THE REQUEST -> Extract the lines that carry the string "Fertility" from the listing.
═════ EXTRACTED ENTRIES
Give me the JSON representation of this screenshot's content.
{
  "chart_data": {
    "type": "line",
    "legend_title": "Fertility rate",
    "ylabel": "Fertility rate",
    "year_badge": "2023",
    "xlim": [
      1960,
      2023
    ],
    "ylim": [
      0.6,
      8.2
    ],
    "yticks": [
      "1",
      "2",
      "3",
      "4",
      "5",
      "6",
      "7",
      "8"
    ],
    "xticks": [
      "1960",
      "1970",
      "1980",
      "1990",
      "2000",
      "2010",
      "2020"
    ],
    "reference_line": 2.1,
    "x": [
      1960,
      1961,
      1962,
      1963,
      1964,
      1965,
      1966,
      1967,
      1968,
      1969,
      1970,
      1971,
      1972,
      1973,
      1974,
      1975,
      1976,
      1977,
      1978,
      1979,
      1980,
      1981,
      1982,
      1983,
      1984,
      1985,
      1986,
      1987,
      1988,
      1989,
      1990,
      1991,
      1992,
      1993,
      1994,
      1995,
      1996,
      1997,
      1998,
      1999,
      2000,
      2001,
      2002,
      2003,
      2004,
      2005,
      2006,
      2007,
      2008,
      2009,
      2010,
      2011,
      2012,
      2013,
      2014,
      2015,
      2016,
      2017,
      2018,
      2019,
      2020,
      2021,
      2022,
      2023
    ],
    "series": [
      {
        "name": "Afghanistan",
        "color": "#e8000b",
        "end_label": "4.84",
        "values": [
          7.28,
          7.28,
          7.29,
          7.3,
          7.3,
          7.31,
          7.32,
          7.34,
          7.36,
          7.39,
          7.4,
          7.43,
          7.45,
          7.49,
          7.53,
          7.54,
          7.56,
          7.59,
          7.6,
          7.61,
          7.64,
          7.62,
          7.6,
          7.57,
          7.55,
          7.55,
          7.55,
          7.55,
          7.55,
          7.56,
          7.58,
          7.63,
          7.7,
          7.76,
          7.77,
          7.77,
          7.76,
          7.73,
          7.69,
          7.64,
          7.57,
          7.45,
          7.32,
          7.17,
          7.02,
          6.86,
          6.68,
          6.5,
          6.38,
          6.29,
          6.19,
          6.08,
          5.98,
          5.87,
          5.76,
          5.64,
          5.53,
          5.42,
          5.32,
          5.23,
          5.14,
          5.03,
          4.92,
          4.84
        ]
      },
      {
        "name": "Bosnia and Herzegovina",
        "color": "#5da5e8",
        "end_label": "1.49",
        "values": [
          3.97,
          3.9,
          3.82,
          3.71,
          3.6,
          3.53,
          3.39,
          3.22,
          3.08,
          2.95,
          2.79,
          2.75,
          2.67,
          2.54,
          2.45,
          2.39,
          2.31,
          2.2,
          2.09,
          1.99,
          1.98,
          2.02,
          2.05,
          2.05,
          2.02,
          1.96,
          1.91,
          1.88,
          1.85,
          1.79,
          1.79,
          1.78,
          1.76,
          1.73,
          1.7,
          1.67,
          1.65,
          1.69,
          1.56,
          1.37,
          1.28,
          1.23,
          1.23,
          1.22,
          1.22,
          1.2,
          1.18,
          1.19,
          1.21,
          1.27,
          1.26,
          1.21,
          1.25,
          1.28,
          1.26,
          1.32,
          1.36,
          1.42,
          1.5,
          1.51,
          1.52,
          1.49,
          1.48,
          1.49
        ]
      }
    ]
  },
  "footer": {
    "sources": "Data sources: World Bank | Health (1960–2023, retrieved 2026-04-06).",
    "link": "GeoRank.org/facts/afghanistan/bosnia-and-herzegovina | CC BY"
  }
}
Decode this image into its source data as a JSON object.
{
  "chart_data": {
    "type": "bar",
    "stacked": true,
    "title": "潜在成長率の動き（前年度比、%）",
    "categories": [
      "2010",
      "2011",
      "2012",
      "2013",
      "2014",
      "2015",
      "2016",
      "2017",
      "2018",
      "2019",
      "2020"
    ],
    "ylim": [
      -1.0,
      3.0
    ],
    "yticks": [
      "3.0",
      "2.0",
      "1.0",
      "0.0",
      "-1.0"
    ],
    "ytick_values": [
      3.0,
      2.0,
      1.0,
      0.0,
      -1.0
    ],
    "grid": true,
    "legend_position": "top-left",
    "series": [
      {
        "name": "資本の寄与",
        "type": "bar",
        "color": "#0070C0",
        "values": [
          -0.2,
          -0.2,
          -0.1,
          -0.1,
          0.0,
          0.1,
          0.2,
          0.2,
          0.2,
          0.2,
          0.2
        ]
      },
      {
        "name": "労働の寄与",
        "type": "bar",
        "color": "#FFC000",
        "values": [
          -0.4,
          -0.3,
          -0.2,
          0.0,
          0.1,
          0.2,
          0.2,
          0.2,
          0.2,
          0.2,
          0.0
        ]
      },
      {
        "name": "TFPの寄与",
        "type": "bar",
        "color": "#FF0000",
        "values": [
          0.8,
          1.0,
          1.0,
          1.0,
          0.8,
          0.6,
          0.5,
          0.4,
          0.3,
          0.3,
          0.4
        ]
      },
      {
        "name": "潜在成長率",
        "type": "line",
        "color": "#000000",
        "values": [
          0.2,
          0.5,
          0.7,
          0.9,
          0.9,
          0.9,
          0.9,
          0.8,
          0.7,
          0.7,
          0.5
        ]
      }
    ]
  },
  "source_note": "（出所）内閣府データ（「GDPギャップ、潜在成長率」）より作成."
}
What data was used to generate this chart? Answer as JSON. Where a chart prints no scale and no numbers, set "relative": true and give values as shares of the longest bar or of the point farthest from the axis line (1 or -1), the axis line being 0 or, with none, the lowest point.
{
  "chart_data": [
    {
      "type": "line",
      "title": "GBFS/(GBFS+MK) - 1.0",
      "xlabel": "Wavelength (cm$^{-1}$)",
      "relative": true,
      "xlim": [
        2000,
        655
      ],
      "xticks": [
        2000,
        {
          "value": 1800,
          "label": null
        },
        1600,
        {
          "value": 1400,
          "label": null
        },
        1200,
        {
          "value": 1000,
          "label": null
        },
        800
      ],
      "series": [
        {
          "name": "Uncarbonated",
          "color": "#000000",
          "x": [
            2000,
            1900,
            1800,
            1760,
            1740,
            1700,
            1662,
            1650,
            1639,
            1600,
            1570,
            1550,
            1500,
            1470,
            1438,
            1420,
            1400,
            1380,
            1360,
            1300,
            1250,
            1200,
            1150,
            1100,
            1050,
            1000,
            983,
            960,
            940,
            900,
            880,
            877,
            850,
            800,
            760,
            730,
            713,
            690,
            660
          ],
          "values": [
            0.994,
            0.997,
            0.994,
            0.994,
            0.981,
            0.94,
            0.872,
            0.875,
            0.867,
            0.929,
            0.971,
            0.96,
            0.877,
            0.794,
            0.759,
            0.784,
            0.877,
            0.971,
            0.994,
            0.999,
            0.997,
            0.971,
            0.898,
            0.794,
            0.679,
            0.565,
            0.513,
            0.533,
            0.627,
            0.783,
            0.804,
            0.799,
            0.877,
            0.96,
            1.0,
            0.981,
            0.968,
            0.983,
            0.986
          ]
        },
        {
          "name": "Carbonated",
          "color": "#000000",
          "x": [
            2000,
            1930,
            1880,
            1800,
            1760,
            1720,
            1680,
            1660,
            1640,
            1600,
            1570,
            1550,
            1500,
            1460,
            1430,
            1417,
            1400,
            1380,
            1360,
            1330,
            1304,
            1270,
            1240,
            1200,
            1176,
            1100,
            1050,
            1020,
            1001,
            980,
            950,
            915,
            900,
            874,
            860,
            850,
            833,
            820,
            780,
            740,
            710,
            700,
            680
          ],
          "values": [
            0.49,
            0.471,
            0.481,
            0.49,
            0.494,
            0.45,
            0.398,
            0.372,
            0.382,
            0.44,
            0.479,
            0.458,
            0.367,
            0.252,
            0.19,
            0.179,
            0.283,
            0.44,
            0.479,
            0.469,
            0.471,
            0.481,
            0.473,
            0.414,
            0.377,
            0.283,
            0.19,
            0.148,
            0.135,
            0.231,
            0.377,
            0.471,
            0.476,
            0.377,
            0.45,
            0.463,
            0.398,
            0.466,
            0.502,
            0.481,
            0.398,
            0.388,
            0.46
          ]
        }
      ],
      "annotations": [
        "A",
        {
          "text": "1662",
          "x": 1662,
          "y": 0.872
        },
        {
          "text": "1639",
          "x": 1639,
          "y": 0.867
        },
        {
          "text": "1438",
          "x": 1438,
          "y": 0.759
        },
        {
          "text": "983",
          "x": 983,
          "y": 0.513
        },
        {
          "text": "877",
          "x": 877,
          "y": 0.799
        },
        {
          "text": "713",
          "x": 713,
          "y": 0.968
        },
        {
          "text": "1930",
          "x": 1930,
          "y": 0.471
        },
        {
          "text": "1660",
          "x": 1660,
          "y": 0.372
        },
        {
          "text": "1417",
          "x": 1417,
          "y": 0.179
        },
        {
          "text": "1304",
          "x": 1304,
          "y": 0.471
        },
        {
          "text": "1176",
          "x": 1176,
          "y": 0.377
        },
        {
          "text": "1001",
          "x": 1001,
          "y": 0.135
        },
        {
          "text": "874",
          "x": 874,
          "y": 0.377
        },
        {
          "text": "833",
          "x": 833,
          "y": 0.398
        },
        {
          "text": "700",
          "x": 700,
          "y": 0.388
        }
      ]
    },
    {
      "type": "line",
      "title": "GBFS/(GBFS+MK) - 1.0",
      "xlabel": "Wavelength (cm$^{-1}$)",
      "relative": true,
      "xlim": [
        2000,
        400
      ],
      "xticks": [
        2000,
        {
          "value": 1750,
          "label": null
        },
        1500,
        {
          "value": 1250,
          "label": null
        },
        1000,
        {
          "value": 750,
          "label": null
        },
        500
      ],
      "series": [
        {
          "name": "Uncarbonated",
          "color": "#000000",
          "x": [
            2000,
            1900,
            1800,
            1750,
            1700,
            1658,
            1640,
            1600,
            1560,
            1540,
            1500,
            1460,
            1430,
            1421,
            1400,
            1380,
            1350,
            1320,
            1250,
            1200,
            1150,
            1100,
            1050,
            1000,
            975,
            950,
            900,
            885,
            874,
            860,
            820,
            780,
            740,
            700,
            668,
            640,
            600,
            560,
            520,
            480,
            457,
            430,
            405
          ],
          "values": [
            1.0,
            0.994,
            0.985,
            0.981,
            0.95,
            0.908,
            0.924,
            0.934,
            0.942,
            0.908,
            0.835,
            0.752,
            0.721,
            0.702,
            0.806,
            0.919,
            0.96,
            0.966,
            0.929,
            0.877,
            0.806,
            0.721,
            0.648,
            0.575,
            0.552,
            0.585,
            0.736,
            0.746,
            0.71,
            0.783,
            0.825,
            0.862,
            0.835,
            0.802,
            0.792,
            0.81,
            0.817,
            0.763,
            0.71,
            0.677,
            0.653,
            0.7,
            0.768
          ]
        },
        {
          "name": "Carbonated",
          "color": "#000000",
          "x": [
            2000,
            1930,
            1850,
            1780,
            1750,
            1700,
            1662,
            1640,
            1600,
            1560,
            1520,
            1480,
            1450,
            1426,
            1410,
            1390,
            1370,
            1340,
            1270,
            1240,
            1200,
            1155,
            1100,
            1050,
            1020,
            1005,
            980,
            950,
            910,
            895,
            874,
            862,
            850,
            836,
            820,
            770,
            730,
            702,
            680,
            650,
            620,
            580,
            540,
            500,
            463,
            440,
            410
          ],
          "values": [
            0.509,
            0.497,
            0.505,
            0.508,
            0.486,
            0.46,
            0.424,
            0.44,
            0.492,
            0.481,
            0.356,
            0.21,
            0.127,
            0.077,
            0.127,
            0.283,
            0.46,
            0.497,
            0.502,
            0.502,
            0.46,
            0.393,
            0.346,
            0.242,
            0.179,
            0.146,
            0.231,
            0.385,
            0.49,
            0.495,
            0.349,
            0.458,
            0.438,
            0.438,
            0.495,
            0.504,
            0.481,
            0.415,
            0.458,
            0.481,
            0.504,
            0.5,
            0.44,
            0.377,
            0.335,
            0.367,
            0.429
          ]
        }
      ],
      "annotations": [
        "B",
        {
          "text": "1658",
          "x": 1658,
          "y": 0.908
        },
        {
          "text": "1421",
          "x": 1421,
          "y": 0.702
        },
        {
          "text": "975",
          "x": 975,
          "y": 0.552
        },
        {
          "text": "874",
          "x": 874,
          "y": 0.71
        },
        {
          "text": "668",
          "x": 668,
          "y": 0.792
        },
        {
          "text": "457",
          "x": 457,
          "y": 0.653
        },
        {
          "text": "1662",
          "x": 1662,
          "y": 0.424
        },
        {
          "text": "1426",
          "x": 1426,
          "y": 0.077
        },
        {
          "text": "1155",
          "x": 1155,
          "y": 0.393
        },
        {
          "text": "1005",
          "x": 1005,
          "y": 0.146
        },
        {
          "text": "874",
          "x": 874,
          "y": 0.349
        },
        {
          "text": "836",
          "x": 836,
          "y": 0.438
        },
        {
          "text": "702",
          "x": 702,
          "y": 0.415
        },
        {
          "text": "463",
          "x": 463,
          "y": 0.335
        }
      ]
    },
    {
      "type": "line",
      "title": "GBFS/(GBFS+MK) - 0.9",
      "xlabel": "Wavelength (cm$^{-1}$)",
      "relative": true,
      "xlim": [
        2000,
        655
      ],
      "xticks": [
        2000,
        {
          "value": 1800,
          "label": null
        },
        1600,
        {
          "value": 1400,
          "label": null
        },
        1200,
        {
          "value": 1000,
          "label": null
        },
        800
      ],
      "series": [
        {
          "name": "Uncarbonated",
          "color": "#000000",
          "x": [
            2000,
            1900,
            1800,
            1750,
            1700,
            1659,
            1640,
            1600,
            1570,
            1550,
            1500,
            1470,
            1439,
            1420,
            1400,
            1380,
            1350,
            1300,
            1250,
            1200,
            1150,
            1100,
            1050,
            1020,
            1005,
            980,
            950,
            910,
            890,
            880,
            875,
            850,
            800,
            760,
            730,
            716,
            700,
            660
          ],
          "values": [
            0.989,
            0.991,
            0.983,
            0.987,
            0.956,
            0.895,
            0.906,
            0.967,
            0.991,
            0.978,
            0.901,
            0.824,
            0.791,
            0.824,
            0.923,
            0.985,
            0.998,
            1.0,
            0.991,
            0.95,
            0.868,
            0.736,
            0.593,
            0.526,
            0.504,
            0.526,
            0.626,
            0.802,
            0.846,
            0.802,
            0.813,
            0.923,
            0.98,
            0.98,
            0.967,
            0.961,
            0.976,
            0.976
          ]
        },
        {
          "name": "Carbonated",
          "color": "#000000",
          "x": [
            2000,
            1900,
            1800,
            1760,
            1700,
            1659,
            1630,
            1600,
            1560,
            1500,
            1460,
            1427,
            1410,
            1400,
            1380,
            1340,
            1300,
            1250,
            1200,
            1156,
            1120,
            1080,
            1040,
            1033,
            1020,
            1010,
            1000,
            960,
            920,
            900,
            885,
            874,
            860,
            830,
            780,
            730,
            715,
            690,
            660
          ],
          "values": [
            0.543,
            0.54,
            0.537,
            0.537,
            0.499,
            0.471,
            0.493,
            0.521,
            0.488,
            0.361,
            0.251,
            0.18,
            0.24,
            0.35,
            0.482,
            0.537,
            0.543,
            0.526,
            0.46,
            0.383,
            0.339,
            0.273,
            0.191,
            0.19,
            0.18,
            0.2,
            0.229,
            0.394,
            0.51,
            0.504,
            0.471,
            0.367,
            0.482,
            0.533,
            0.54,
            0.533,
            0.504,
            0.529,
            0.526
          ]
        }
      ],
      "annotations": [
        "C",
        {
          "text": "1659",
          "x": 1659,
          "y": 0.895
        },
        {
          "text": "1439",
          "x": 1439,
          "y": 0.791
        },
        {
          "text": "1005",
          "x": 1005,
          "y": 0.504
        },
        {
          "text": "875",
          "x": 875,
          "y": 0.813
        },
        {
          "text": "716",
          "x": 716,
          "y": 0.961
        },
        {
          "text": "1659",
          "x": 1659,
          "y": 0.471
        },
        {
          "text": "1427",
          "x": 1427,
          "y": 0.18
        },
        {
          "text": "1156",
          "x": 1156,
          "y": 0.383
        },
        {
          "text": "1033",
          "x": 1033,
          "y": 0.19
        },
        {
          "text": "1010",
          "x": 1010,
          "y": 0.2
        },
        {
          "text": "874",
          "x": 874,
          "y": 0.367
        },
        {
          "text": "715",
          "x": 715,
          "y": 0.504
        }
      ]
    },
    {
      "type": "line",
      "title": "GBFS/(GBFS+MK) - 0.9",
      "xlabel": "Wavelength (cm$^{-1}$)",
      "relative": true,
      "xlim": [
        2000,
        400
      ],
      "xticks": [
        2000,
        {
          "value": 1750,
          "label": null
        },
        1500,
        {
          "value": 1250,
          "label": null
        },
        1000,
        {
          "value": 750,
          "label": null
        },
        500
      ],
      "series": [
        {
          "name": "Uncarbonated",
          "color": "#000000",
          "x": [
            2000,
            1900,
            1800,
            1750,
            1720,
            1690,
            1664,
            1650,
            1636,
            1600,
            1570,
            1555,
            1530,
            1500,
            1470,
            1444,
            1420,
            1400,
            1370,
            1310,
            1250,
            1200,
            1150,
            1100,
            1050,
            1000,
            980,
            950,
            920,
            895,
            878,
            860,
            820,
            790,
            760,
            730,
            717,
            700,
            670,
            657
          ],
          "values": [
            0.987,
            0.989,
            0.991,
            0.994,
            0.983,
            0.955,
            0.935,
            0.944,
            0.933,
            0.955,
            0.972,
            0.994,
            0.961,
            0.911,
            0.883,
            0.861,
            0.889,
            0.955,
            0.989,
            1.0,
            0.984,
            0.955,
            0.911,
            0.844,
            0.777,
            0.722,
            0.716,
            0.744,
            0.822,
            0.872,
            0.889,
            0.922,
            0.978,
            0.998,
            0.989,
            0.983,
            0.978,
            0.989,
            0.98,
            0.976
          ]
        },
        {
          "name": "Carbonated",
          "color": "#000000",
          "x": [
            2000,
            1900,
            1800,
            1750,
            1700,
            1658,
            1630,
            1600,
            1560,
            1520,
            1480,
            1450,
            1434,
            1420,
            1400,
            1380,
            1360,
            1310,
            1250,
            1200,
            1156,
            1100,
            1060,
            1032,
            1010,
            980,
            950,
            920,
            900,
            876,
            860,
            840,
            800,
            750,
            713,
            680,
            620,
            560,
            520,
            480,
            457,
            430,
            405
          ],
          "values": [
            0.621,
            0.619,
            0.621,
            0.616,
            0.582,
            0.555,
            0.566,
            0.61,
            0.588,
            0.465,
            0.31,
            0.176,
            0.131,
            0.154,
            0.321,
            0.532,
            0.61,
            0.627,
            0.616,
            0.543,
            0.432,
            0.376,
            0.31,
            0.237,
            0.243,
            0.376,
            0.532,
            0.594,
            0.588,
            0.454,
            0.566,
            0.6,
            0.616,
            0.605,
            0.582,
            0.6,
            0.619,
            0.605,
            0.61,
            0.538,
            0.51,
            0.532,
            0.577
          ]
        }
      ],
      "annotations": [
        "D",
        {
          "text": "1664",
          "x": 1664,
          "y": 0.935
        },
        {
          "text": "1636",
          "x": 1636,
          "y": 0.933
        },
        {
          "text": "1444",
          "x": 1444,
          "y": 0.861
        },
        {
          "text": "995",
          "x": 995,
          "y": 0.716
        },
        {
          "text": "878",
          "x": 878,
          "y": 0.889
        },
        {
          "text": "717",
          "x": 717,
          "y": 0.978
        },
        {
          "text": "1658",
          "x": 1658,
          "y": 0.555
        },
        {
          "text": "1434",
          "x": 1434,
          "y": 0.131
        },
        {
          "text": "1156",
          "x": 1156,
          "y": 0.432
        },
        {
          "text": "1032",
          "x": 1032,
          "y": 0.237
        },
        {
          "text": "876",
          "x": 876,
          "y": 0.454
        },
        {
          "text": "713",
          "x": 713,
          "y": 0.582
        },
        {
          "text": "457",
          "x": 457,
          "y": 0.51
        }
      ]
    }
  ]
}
══════════
RESPONSE TO THE TASK ->
    "legend_title": "Fertility rate",
    "ylabel": "Fertility rate",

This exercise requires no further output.